[Stored items]

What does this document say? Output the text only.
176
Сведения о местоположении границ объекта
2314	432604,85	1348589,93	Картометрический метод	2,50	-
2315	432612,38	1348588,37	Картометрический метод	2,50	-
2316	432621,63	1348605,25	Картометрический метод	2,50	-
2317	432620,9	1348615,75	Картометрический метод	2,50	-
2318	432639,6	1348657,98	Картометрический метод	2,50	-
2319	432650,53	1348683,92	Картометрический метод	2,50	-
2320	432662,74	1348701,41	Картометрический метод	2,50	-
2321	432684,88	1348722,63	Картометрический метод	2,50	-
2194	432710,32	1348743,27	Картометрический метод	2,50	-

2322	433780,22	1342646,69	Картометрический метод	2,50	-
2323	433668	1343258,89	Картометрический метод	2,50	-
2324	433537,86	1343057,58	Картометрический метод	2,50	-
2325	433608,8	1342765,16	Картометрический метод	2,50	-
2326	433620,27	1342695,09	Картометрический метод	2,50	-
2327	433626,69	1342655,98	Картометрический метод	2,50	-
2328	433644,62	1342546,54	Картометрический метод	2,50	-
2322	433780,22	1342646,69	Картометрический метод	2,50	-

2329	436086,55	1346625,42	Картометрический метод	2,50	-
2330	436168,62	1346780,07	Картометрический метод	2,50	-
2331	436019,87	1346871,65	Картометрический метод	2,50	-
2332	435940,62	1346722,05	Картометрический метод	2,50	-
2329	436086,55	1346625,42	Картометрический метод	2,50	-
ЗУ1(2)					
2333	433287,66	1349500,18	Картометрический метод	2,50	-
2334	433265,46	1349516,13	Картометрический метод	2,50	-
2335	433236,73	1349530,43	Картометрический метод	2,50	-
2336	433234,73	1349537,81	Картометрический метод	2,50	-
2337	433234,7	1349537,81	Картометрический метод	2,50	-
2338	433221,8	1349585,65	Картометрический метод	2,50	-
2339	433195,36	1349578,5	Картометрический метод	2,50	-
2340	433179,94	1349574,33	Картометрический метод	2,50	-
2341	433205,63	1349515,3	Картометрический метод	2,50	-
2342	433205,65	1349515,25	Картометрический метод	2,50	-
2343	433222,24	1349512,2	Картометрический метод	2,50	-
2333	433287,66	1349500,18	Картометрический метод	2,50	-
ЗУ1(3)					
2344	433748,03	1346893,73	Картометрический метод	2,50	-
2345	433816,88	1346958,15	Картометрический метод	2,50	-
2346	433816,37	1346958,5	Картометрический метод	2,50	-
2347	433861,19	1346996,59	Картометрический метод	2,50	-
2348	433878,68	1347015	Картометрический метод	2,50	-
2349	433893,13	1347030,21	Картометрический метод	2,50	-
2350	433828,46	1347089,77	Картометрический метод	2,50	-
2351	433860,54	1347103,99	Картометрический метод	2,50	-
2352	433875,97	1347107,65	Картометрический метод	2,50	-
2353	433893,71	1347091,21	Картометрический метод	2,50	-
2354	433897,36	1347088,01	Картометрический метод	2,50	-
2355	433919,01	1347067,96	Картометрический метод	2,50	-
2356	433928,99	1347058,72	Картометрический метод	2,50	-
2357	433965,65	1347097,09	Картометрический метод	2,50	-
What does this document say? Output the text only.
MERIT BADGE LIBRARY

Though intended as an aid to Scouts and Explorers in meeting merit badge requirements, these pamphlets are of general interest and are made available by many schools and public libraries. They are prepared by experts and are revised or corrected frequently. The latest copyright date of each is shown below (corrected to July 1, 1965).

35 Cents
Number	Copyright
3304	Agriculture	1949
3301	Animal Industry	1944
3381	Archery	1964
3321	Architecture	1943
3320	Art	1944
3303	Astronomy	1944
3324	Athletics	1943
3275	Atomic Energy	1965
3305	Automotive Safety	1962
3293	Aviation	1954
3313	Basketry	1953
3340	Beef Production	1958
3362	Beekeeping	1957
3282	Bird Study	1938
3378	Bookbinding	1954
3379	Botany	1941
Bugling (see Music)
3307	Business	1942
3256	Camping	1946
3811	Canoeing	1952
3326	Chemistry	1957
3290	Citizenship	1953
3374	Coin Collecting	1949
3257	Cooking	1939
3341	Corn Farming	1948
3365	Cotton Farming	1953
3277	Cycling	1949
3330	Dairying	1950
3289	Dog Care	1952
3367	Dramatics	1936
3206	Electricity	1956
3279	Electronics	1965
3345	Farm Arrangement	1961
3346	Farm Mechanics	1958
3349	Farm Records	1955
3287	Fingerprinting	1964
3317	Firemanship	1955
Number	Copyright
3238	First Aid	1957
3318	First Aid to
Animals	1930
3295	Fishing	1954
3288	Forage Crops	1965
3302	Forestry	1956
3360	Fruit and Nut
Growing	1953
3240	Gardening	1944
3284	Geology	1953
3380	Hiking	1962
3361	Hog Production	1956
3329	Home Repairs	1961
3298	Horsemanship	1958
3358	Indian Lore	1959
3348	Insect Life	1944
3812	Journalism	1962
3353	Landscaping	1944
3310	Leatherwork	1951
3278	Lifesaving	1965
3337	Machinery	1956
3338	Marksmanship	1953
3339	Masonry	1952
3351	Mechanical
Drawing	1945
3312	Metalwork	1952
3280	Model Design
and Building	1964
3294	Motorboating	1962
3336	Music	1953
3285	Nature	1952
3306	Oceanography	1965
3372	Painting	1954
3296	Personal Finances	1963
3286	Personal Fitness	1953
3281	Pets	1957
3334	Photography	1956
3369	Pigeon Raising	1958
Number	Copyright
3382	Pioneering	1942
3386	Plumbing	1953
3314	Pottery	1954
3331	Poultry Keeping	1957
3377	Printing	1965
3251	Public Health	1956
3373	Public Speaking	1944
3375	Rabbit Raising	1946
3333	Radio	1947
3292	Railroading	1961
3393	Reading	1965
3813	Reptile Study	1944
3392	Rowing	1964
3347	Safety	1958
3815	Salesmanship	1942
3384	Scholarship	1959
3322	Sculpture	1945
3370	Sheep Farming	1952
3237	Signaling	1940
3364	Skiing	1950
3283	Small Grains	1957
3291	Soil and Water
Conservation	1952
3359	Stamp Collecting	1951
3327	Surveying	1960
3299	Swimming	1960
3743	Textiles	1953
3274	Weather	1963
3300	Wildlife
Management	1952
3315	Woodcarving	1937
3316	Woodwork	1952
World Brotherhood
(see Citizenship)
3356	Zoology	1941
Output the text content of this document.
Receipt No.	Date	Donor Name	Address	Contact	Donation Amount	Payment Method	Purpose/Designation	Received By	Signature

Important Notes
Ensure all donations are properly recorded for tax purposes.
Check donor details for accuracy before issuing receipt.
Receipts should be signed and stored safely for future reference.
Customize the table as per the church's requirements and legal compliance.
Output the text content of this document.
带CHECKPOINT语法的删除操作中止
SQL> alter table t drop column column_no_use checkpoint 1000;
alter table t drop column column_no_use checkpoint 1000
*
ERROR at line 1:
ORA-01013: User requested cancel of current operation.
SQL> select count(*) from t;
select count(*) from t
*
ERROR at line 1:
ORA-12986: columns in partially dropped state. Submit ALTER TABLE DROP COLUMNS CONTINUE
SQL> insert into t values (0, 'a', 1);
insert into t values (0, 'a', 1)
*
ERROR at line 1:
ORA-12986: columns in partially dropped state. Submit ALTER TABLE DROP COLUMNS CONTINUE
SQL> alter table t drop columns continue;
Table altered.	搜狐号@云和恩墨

- EXERCISE OBJECTIVE
Take the lines above and retype all of them exactly.

- TASK SOLUTION
What does this document say? Output the text only.
176
Сведения о местоположении границ объекта
2314	432604,85	1348589,93	Картометрический метод	2,50	-
2315	432612,38	1348588,37	Картометрический метод	2,50	-
2316	432621,63	1348605,25	Картометрический метод	2,50	-
2317	432620,9	1348615,75	Картометрический метод	2,50	-
2318	432639,6	1348657,98	Картометрический метод	2,50	-
2319	432650,53	1348683,92	Картометрический метод	2,50	-
2320	432662,74	1348701,41	Картометрический метод	2,50	-
2321	432684,88	1348722,63	Картометрический метод	2,50	-
2194	432710,32	1348743,27	Картометрический метод	2,50	-

2322	433780,22	1342646,69	Картометрический метод	2,50	-
2323	433668	1343258,89	Картометрический метод	2,50	-
2324	433537,86	1343057,58	Картометрический метод	2,50	-
2325	433608,8	1342765,16	Картометрический метод	2,50	-
2326	433620,27	1342695,09	Картометрический метод	2,50	-
2327	433626,69	1342655,98	Картометрический метод	2,50	-
2328	433644,62	1342546,54	Картометрический метод	2,50	-
2322	433780,22	1342646,69	Картометрический метод	2,50	-

2329	436086,55	1346625,42	Картометрический метод	2,50	-
2330	436168,62	1346780,07	Картометрический метод	2,50	-
2331	436019,87	1346871,65	Картометрический метод	2,50	-
2332	435940,62	1346722,05	Картометрический метод	2,50	-
2329	436086,55	1346625,42	Картометрический метод	2,50	-
ЗУ1(2)					
2333	433287,66	1349500,18	Картометрический метод	2,50	-
2334	433265,46	1349516,13	Картометрический метод	2,50	-
2335	433236,73	1349530,43	Картометрический метод	2,50	-
2336	433234,73	1349537,81	Картометрический метод	2,50	-
2337	433234,7	1349537,81	Картометрический метод	2,50	-
2338	433221,8	1349585,65	Картометрический метод	2,50	-
2339	433195,36	1349578,5	Картометрический метод	2,50	-
2340	433179,94	1349574,33	Картометрический метод	2,50	-
2341	433205,63	1349515,3	Картометрический метод	2,50	-
2342	433205,65	1349515,25	Картометрический метод	2,50	-
2343	433222,24	1349512,2	Картометрический метод	2,50	-
2333	433287,66	1349500,18	Картометрический метод	2,50	-
ЗУ1(3)					
2344	433748,03	1346893,73	Картометрический метод	2,50	-
2345	433816,88	1346958,15	Картометрический метод	2,50	-
2346	433816,37	1346958,5	Картометрический метод	2,50	-
2347	433861,19	1346996,59	Картометрический метод	2,50	-
2348	433878,68	1347015	Картометрический метод	2,50	-
2349	433893,13	1347030,21	Картометрический метод	2,50	-
2350	433828,46	1347089,77	Картометрический метод	2,50	-
2351	433860,54	1347103,99	Картометрический метод	2,50	-
2352	433875,97	1347107,65	Картометрический метод	2,50	-
2353	433893,71	1347091,21	Картометрический метод	2,50	-
2354	433897,36	1347088,01	Картометрический метод	2,50	-
2355	433919,01	1347067,96	Картометрический метод	2,50	-
2356	433928,99	1347058,72	Картометрический метод	2,50	-
2357	433965,65	1347097,09	Картометрический метод	2,50	-
What does this document say? Output the text only.
MERIT BADGE LIBRARY

Though intended as an aid to Scouts and Explorers in meeting merit badge requirements, these pamphlets are of general interest and are made available by many schools and public libraries. They are prepared by experts and are revised or corrected frequently. The latest copyright date of each is shown below (corrected to July 1, 1965).

35 Cents
Number	Copyright
3304	Agriculture	1949
3301	Animal Industry	1944
3381	Archery	1964
3321	Architecture	1943
3320	Art	1944
3303	Astronomy	1944
3324	Athletics	1943
3275	Atomic Energy	1965
3305	Automotive Safety	1962
3293	Aviation	1954
3313	Basketry	1953
3340	Beef Production	1958
3362	Beekeeping	1957
3282	Bird Study	1938
3378	Bookbinding	1954
3379	Botany	1941
Bugling (see Music)
3307	Business	1942
3256	Camping	1946
3811	Canoeing	1952
3326	Chemistry	1957
3290	Citizenship	1953
3374	Coin Collecting	1949
3257	Cooking	1939
3341	Corn Farming	1948
3365	Cotton Farming	1953
3277	Cycling	1949
3330	Dairying	1950
3289	Dog Care	1952
3367	Dramatics	1936
3206	Electricity	1956
3279	Electronics	1965
3345	Farm Arrangement	1961
3346	Farm Mechanics	1958
3349	Farm Records	1955
3287	Fingerprinting	1964
3317	Firemanship	1955
Number	Copyright
3238	First Aid	1957
3318	First Aid to
Animals	1930
3295	Fishing	1954
3288	Forage Crops	1965
3302	Forestry	1956
3360	Fruit and Nut
Growing	1953
3240	Gardening	1944
3284	Geology	1953
3380	Hiking	1962
3361	Hog Production	1956
3329	Home Repairs	1961
3298	Horsemanship	1958
3358	Indian Lore	1959
3348	Insect Life	1944
3812	Journalism	1962
3353	Landscaping	1944
3310	Leatherwork	1951
3278	Lifesaving	1965
3337	Machinery	1956
3338	Marksmanship	1953
3339	Masonry	1952
3351	Mechanical
Drawing	1945
3312	Metalwork	1952
3280	Model Design
and Building	1964
3294	Motorboating	1962
3336	Music	1953
3285	Nature	1952
3306	Oceanography	1965
3372	Painting	1954
3296	Personal Finances	1963
3286	Personal Fitness	1953
3281	Pets	1957
3334	Photography	1956
3369	Pigeon Raising	1958
Number	Copyright
3382	Pioneering	1942
3386	Plumbing	1953
3314	Pottery	1954
3331	Poultry Keeping	1957
3377	Printing	1965
3251	Public Health	1956
3373	Public Speaking	1944
3375	Rabbit Raising	1946
3333	Radio	1947
3292	Railroading	1961
3393	Reading	1965
3813	Reptile Study	1944
3392	Rowing	1964
3347	Safety	1958
3815	Salesmanship	1942
3384	Scholarship	1959
3322	Sculpture	1945
3370	Sheep Farming	1952
3237	Signaling	1940
3364	Skiing	1950
3283	Small Grains	1957
3291	Soil and Water
Conservation	1952
3359	Stamp Collecting	1951
3327	Surveying	1960
3299	Swimming	1960
3743	Textiles	1953
3274	Weather	1963
3300	Wildlife
Management	1952
3315	Woodcarving	1937
3316	Woodwork	1952
World Brotherhood
(see Citizenship)
3356	Zoology	1941
Output the text content of this document.
Receipt No.	Date	Donor Name	Address	Contact	Donation Amount	Payment Method	Purpose/Designation	Received By	Signature

Important Notes
Ensure all donations are properly recorded for tax purposes.
Check donor details for accuracy before issuing receipt.
Receipts should be signed and stored safely for future reference.
Customize the table as per the church's requirements and legal compliance.
Output the text content of this document.
带CHECKPOINT语法的删除操作中止
SQL> alter table t drop column column_no_use checkpoint 1000;
alter table t drop column column_no_use checkpoint 1000
*
ERROR at line 1:
ORA-01013: User requested cancel of current operation.
SQL> select count(*) from t;
select count(*) from t
*
ERROR at line 1:
ORA-12986: columns in partially dropped state. Submit ALTER TABLE DROP COLUMNS CONTINUE
SQL> insert into t values (0, 'a', 1);
insert into t values (0, 'a', 1)
*
ERROR at line 1:
ORA-12986: columns in partially dropped state. Submit ALTER TABLE DROP COLUMNS CONTINUE
SQL> alter table t drop columns continue;
Table altered.	搜狐号@云和恩墨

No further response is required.